Stored data entries:

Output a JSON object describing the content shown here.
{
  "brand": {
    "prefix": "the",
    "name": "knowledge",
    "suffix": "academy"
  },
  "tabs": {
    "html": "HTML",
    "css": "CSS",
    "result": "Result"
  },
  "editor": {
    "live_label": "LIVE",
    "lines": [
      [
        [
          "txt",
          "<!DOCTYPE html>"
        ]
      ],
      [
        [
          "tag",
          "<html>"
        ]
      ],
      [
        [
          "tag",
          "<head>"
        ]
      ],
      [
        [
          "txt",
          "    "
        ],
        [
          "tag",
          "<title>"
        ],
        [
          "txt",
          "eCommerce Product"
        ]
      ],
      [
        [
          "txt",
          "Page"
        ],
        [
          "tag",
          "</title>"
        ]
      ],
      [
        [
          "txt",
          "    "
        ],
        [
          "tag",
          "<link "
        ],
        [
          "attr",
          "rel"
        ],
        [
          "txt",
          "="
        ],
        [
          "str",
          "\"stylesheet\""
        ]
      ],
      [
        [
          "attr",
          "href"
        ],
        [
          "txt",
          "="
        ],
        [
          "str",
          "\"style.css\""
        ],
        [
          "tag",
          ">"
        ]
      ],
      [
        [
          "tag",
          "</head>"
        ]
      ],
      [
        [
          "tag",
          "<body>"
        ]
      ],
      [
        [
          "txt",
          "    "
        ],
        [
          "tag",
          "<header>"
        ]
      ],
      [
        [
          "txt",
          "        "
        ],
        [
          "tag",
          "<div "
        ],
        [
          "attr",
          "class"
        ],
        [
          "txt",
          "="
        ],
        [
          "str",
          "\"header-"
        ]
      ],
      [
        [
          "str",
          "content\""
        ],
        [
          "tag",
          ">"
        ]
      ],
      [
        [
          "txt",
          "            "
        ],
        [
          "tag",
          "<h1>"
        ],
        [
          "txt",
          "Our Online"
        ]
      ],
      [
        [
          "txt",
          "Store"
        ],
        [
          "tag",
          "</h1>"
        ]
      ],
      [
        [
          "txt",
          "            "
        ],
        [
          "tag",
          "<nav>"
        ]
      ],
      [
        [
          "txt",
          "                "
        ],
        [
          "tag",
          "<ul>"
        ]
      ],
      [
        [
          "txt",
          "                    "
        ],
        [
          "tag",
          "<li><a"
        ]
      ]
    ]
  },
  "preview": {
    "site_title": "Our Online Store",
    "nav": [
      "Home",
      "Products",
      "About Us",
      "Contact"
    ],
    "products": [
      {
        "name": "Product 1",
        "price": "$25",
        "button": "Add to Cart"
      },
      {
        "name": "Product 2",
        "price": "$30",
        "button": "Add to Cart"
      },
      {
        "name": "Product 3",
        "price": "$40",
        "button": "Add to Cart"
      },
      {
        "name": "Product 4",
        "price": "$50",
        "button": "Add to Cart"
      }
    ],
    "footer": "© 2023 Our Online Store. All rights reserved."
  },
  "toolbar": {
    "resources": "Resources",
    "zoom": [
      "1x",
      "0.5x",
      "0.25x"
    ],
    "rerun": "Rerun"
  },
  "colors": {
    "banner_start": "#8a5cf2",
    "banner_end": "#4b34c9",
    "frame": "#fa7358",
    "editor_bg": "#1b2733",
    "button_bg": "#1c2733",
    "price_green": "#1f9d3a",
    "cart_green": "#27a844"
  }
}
--
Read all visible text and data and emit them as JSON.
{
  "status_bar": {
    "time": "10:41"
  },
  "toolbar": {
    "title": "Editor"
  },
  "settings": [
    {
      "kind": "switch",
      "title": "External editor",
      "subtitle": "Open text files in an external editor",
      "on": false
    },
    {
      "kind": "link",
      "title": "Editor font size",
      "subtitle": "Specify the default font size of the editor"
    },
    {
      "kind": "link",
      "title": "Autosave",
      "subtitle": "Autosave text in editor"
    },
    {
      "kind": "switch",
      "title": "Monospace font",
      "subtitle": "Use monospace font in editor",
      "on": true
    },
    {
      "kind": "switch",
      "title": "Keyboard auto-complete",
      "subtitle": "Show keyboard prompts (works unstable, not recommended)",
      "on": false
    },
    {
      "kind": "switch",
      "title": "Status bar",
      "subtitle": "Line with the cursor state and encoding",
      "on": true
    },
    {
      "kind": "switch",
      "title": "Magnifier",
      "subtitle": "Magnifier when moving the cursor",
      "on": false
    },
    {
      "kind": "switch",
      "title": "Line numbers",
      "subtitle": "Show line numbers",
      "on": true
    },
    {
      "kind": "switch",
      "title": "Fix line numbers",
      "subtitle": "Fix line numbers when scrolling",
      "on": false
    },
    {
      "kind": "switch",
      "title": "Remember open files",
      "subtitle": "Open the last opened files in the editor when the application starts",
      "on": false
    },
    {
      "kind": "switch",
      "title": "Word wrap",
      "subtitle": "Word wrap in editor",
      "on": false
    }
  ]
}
--
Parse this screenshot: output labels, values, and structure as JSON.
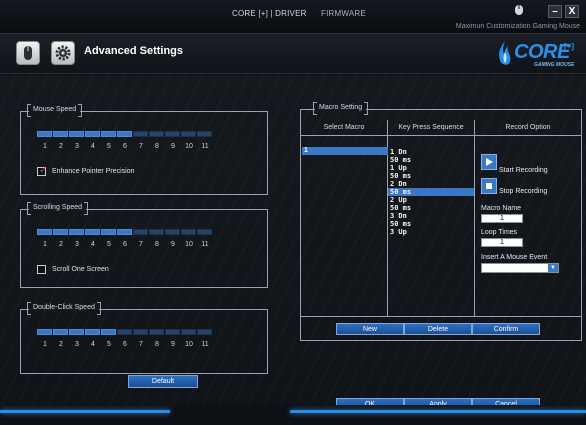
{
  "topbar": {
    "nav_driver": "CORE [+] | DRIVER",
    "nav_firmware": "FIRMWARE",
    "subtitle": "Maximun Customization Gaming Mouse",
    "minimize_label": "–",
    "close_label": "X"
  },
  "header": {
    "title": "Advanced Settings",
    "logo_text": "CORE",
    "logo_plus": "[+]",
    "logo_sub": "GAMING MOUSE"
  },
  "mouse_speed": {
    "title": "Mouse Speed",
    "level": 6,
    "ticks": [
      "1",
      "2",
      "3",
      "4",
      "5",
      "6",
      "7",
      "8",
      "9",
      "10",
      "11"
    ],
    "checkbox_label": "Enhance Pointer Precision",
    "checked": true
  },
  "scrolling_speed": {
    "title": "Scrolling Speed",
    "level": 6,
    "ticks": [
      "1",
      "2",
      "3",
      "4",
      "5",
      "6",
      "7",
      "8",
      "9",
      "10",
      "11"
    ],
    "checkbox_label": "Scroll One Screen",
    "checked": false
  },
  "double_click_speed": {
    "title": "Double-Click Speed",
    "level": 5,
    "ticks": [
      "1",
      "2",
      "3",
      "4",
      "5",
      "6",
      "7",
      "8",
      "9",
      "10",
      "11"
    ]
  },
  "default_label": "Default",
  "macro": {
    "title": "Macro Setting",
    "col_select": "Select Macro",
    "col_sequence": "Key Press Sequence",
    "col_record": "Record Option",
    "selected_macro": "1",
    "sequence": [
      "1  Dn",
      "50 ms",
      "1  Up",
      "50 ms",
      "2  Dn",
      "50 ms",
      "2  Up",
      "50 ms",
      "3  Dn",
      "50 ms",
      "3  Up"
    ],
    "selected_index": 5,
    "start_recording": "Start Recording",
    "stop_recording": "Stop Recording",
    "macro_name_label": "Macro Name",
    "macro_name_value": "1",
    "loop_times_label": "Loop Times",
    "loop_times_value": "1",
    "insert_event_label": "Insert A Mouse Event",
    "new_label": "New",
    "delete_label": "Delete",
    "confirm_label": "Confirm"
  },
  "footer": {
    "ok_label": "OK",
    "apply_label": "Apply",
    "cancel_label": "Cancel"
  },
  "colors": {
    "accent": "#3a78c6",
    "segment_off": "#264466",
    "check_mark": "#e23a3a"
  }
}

> [Brief]: Scan the material line by line and report each one that contains "Word".

> [Answer]:
      "title": "Word wrap",
      "subtitle": "Word wrap in editor",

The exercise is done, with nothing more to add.